**Record extracts:**
====

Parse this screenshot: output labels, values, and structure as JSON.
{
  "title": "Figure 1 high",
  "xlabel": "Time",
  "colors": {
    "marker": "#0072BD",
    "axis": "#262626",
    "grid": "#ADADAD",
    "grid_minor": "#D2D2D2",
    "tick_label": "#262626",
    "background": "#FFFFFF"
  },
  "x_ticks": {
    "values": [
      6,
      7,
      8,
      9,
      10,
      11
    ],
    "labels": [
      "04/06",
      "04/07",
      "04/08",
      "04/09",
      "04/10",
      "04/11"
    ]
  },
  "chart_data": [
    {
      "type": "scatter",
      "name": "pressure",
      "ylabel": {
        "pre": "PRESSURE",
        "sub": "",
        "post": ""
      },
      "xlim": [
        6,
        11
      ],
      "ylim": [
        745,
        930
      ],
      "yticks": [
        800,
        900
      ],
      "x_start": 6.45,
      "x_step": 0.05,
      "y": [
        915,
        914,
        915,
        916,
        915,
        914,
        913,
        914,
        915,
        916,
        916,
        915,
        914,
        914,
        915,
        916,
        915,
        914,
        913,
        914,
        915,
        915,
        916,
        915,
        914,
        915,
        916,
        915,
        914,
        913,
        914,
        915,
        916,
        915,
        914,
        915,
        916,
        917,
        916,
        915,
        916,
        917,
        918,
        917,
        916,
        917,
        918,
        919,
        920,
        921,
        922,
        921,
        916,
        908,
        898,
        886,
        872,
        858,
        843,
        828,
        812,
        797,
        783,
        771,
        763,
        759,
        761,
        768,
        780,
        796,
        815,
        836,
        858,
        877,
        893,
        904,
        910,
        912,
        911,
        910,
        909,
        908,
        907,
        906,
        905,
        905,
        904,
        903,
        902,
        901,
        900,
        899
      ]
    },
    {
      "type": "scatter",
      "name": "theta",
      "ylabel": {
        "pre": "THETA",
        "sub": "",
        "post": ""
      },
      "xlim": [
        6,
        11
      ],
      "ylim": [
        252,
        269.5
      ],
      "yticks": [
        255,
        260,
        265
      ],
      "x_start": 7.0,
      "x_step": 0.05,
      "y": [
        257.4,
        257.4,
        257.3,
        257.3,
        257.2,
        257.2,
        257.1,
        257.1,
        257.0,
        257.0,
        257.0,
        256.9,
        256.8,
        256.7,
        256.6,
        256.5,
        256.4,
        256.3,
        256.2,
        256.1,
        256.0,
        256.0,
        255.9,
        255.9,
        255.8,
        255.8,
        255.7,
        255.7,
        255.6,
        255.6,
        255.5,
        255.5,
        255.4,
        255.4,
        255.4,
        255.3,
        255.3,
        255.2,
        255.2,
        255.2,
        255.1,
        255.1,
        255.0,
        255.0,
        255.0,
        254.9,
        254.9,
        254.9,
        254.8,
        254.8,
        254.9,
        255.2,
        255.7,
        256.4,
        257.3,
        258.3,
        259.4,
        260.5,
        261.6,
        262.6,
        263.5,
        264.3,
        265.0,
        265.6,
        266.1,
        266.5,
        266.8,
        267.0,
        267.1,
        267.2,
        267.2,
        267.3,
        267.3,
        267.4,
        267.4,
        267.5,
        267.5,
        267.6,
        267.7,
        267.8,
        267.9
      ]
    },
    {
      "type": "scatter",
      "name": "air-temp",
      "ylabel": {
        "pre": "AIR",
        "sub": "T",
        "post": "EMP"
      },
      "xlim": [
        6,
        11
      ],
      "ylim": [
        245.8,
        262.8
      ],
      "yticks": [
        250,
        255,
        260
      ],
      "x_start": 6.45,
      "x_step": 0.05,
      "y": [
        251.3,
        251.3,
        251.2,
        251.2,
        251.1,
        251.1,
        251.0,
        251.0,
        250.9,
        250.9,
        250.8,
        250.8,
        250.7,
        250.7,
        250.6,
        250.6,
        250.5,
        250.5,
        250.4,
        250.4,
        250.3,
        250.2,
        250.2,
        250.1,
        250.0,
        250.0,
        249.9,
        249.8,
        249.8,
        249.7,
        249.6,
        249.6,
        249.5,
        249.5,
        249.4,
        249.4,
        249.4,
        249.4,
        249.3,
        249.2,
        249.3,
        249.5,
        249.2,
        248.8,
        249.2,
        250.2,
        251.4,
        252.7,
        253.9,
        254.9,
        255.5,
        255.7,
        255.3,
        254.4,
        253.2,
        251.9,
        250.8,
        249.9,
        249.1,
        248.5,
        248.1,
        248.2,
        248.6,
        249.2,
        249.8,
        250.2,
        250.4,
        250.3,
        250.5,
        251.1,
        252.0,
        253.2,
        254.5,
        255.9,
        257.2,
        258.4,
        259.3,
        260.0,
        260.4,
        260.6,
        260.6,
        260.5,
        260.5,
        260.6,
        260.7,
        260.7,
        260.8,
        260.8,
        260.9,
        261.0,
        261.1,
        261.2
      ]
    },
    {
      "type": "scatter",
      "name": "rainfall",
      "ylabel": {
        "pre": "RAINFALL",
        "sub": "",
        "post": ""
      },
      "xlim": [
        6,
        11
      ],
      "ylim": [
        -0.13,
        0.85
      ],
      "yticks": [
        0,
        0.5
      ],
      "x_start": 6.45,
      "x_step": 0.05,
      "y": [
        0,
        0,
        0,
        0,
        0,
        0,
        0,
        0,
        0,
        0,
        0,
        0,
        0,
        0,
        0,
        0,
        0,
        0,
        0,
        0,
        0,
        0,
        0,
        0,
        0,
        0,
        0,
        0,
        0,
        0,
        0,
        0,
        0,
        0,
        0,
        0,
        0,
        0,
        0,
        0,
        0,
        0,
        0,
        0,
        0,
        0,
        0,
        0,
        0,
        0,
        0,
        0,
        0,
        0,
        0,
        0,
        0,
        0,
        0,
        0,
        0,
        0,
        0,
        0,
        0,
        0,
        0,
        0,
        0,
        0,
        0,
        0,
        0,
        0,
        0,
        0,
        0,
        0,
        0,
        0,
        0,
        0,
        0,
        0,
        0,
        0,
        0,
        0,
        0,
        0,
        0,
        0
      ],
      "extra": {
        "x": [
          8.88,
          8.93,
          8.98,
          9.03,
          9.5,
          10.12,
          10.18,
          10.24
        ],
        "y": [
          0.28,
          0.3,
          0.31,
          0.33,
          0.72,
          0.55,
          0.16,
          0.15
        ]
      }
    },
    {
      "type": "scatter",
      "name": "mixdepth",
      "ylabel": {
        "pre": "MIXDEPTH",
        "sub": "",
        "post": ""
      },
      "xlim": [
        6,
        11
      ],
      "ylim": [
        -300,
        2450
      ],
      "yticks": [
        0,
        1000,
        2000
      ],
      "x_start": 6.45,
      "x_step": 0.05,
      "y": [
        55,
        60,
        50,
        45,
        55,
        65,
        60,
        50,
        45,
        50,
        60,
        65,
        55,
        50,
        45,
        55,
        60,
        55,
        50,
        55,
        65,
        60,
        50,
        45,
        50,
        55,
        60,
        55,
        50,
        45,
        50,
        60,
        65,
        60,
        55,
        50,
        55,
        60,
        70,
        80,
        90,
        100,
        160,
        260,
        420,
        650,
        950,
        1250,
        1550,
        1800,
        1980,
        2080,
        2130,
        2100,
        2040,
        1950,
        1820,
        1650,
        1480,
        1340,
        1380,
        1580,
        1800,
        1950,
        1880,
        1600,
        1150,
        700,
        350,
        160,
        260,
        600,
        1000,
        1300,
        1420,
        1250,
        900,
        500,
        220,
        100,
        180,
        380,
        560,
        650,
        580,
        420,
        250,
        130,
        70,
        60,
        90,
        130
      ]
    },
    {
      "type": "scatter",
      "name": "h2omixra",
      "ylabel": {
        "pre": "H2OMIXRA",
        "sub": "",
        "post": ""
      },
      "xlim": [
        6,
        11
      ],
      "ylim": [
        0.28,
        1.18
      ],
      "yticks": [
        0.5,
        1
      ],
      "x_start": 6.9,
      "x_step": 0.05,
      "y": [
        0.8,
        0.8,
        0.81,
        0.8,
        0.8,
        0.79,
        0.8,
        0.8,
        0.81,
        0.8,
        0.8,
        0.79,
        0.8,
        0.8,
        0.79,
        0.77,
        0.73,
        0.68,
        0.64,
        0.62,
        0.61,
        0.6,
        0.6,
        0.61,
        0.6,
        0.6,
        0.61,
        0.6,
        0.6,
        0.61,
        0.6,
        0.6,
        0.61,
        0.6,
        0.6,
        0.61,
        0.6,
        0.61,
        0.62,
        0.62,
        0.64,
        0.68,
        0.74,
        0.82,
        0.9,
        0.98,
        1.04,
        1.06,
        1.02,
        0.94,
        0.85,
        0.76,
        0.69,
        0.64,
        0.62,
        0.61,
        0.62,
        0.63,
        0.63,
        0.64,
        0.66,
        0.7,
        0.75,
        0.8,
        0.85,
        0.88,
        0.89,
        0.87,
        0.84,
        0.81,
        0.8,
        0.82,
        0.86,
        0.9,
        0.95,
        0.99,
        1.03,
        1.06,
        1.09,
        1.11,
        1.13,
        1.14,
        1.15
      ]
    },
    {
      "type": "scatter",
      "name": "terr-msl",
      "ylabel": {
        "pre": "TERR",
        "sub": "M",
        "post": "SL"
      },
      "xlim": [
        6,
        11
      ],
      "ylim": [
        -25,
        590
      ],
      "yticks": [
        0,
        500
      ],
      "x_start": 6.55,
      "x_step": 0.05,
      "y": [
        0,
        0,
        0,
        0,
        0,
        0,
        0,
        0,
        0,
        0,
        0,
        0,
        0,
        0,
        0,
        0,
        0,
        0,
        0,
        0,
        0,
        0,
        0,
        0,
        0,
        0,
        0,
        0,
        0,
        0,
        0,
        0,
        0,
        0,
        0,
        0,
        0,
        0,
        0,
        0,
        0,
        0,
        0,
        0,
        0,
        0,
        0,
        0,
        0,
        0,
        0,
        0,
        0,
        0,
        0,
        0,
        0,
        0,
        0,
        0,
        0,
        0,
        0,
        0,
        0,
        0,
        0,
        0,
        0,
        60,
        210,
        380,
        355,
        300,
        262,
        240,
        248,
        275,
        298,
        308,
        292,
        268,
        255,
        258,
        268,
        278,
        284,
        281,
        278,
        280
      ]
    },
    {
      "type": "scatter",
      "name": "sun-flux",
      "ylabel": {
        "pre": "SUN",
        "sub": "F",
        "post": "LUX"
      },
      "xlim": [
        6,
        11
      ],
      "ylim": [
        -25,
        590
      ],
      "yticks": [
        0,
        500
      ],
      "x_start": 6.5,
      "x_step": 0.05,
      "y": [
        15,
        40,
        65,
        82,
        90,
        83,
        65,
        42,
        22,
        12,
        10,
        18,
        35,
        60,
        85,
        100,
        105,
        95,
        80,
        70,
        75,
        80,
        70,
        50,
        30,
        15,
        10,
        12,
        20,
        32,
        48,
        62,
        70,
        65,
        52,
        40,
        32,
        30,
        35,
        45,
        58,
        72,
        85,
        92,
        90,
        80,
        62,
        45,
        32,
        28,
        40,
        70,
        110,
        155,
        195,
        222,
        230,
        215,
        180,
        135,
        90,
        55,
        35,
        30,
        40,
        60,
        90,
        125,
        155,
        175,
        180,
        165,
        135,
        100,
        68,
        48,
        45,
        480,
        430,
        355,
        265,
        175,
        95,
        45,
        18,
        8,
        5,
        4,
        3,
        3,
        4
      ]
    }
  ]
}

====

**Job:**
Search the entries for the string "name" and collect each line that has it.

**Result below:**
      "name": "pressure",
      "name": "theta",
      "name": "air-temp",
      "name": "rainfall",
      "name": "mixdepth",
      "name": "h2omixra",
      "name": "terr-msl",
      "name": "sun-flux",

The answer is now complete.